## INSTRUCTIONS FOR THE TASK
Transcribe the lines below verbatim, skipping the images.

* * * * * * * * *

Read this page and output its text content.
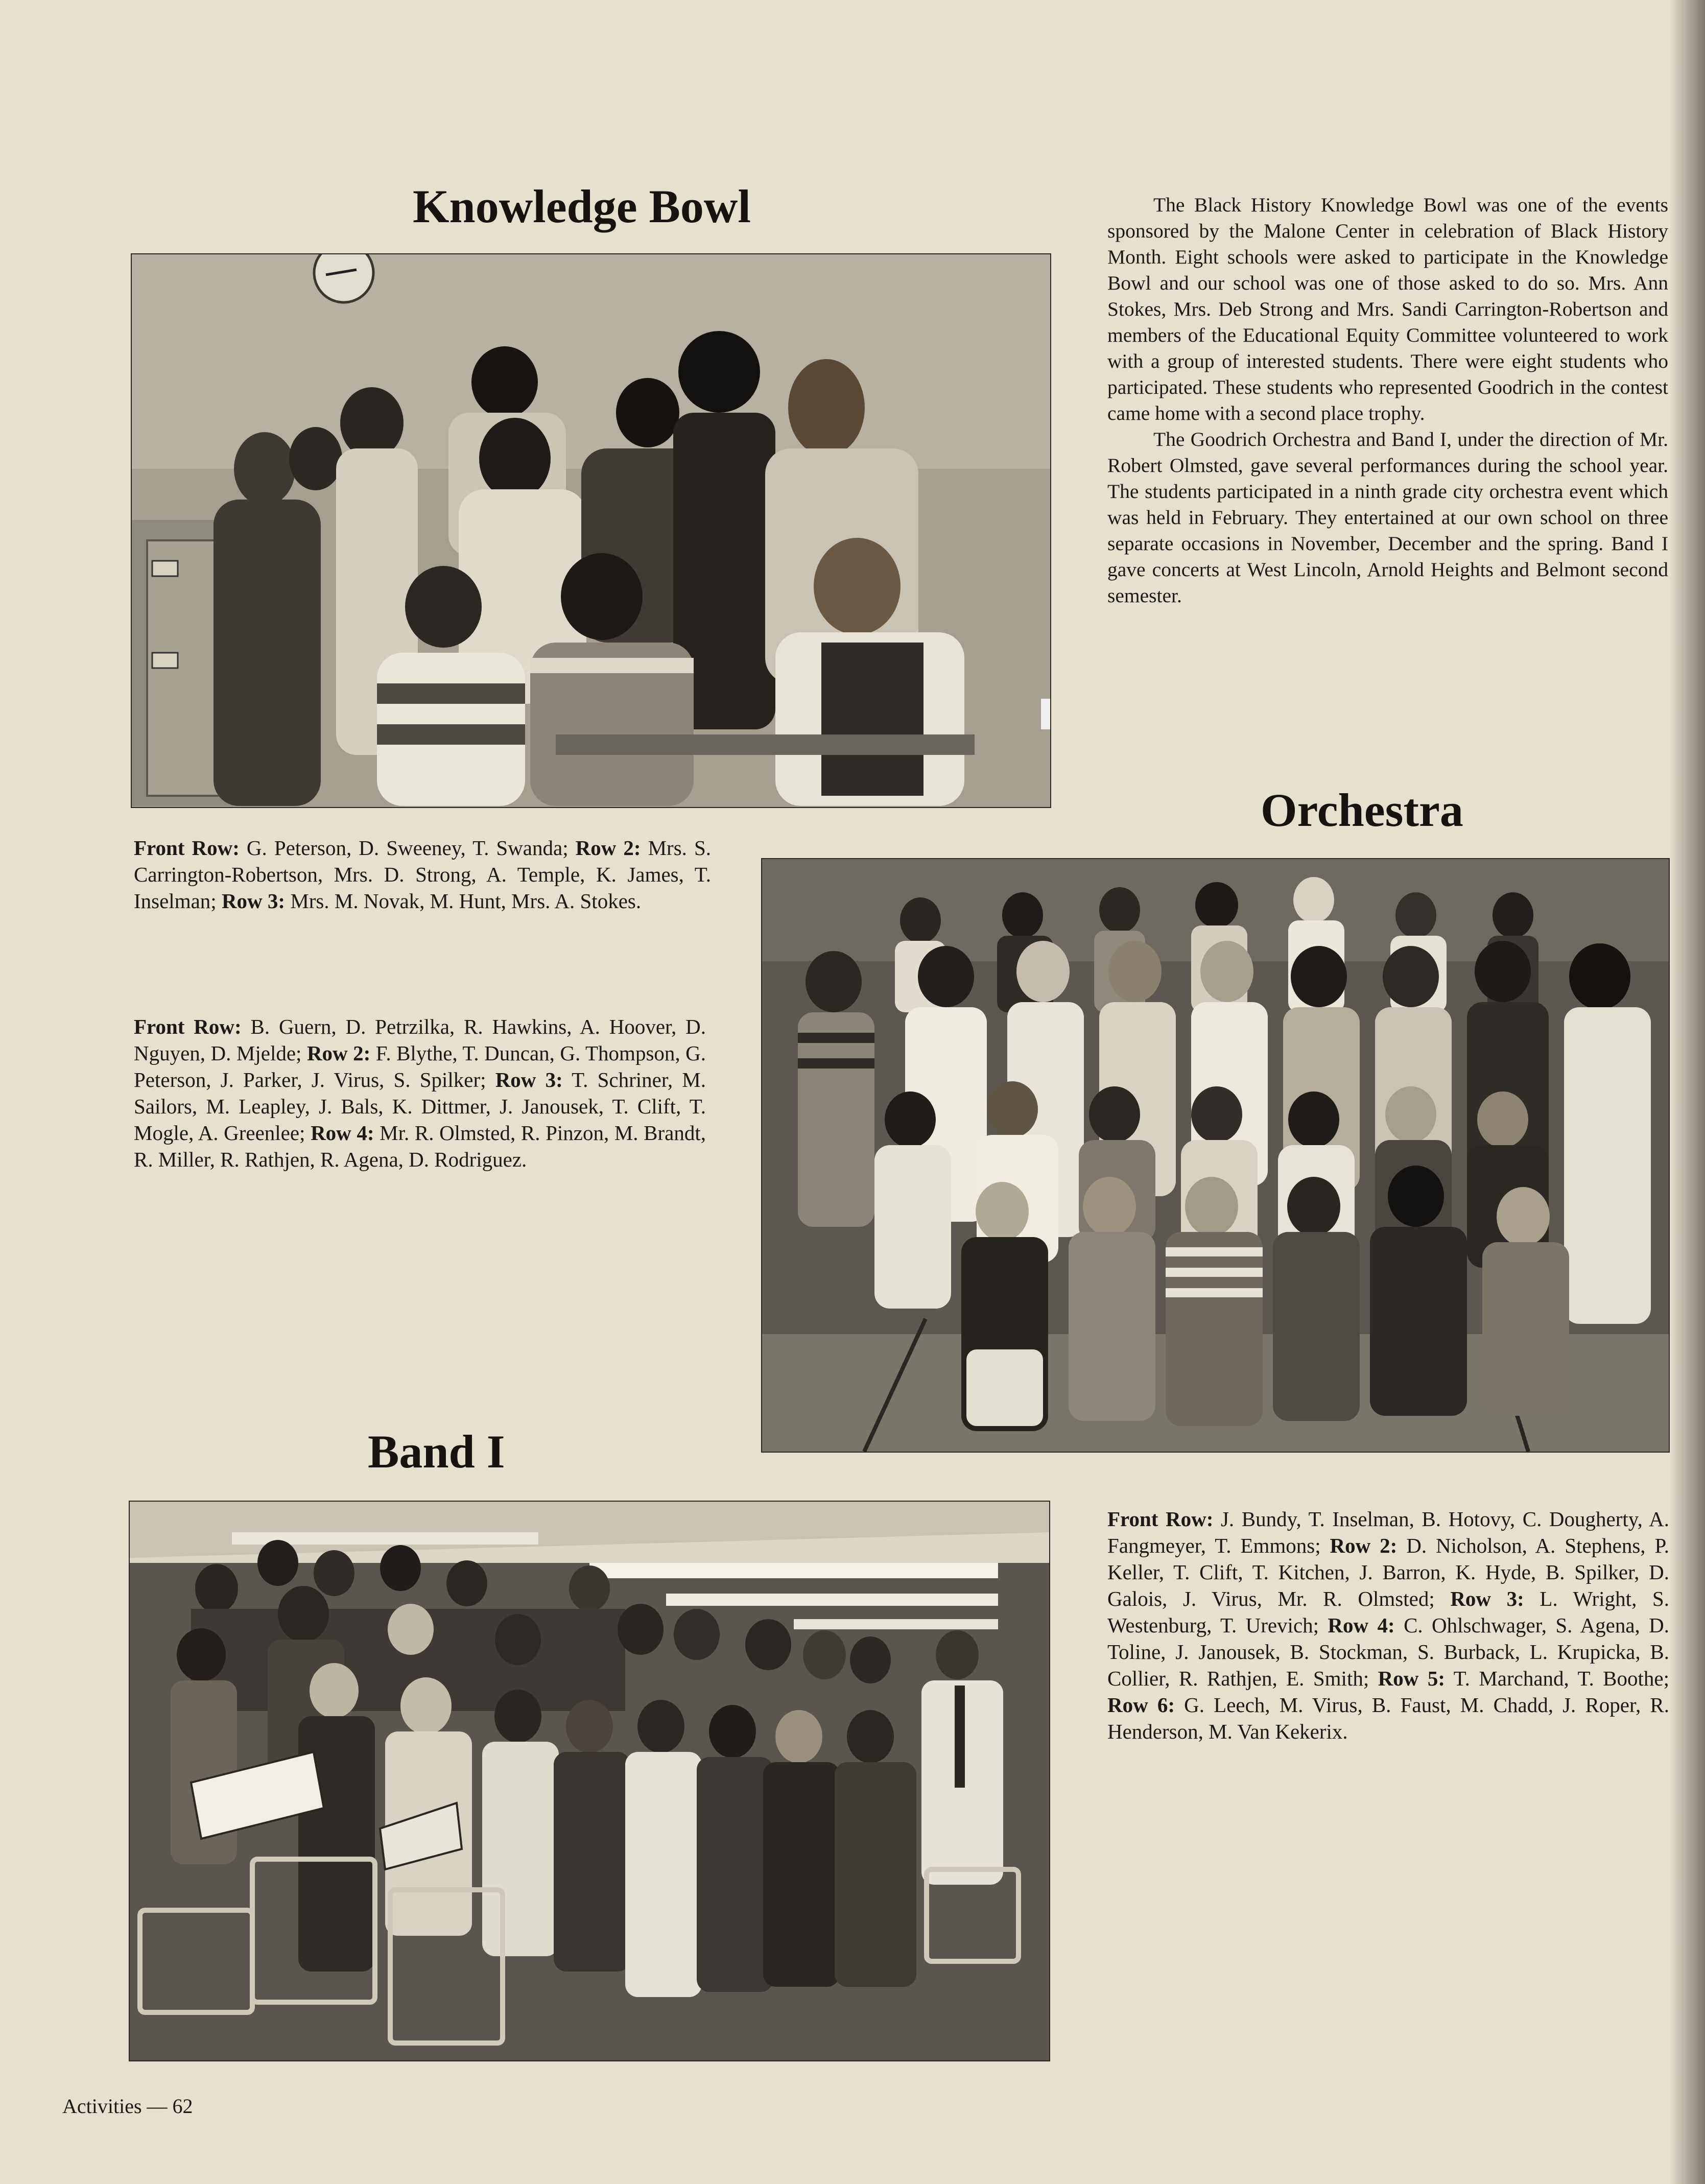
Knowledge Bowl
Front Row: G. Peterson, D. Sweeney, T. Swanda; Row 2: Mrs. S. Carrington-Robertson, Mrs. D. Strong, A. Temple, K. James, T. Inselman; Row 3: Mrs. M. Novak, M. Hunt, Mrs. A. Stokes.

The Black History Knowledge Bowl was one of the events sponsored by the Malone Center in celebration of Black History Month. Eight schools were asked to participate in the Knowledge Bowl and our school was one of those asked to do so. Mrs. Ann Stokes, Mrs. Deb Strong and Mrs. Sandi Carrington-Robertson and members of the Educational Equity Committee volunteered to work with a group of interested students. There were eight students who participated. These students who represented Goodrich in the contest came home with a second place trophy.

The Goodrich Orchestra and Band I, under the direction of Mr. Robert Olmsted, gave several performances during the school year. The students participated in a ninth grade city orchestra event which was held in February. They entertained at our own school on three separate occasions in November, December and the spring. Band I gave concerts at West Lincoln, Arnold Heights and Belmont second semester.

Orchestra
Front Row: B. Guern, D. Petrzilka, R. Hawkins, A. Hoover, D. Nguyen, D. Mjelde; Row 2: F. Blythe, T. Duncan, G. Thompson, G. Peterson, J. Parker, J. Virus, S. Spilker; Row 3: T. Schriner, M. Sailors, M. Leapley, J. Bals, K. Dittmer, J. Janousek, T. Clift, T. Mogle, A. Greenlee; Row 4: Mr. R. Olmsted, R. Pinzon, M. Brandt, R. Miller, R. Rathjen, R. Agena, D. Rodriguez.
Band I
Front Row: J. Bundy, T. Inselman, B. Hotovy, C. Dougherty, A. Fangmeyer, T. Emmons; Row 2: D. Nicholson, A. Stephens, P. Keller, T. Clift, T. Kitchen, J. Barron, K. Hyde, B. Spilker, D. Galois, J. Virus, Mr. R. Olmsted; Row 3: L. Wright, S. Westenburg, T. Urevich; Row 4: C. Ohlschwager, S. Agena, D. Toline, J. Janousek, B. Stockman, S. Burback, L. Krupicka, B. Collier, R. Rathjen, E. Smith; Row 5: T. Marchand, T. Boothe; Row 6: G. Leech, M. Virus, B. Faust, M. Chadd, J. Roper, R. Henderson, M. Van Kekerix.
Activities — 62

* * * * * * * * *

## OUTPUT OF THE EXERCISE
Read this page and output its text content.
Knowledge Bowl
Front Row: G. Peterson, D. Sweeney, T. Swanda; Row 2: Mrs. S. Carrington-Robertson, Mrs. D. Strong, A. Temple, K. James, T. Inselman; Row 3: Mrs. M. Novak, M. Hunt, Mrs. A. Stokes.

The Black History Knowledge Bowl was one of the events sponsored by the Malone Center in celebration of Black History Month. Eight schools were asked to participate in the Knowledge Bowl and our school was one of those asked to do so. Mrs. Ann Stokes, Mrs. Deb Strong and Mrs. Sandi Carrington-Robertson and members of the Educational Equity Committee volunteered to work with a group of interested students. There were eight students who participated. These students who represented Goodrich in the contest came home with a second place trophy.

The Goodrich Orchestra and Band I, under the direction of Mr. Robert Olmsted, gave several performances during the school year. The students participated in a ninth grade city orchestra event which was held in February. They entertained at our own school on three separate occasions in November, December and the spring. Band I gave concerts at West Lincoln, Arnold Heights and Belmont second semester.

Orchestra
Front Row: B. Guern, D. Petrzilka, R. Hawkins, A. Hoover, D. Nguyen, D. Mjelde; Row 2: F. Blythe, T. Duncan, G. Thompson, G. Peterson, J. Parker, J. Virus, S. Spilker; Row 3: T. Schriner, M. Sailors, M. Leapley, J. Bals, K. Dittmer, J. Janousek, T. Clift, T. Mogle, A. Greenlee; Row 4: Mr. R. Olmsted, R. Pinzon, M. Brandt, R. Miller, R. Rathjen, R. Agena, D. Rodriguez.
Band I
Front Row: J. Bundy, T. Inselman, B. Hotovy, C. Dougherty, A. Fangmeyer, T. Emmons; Row 2: D. Nicholson, A. Stephens, P. Keller, T. Clift, T. Kitchen, J. Barron, K. Hyde, B. Spilker, D. Galois, J. Virus, Mr. R. Olmsted; Row 3: L. Wright, S. Westenburg, T. Urevich; Row 4: C. Ohlschwager, S. Agena, D. Toline, J. Janousek, B. Stockman, S. Burback, L. Krupicka, B. Collier, R. Rathjen, E. Smith; Row 5: T. Marchand, T. Boothe; Row 6: G. Leech, M. Virus, B. Faust, M. Chadd, J. Roper, R. Henderson, M. Van Kekerix.
Activities — 62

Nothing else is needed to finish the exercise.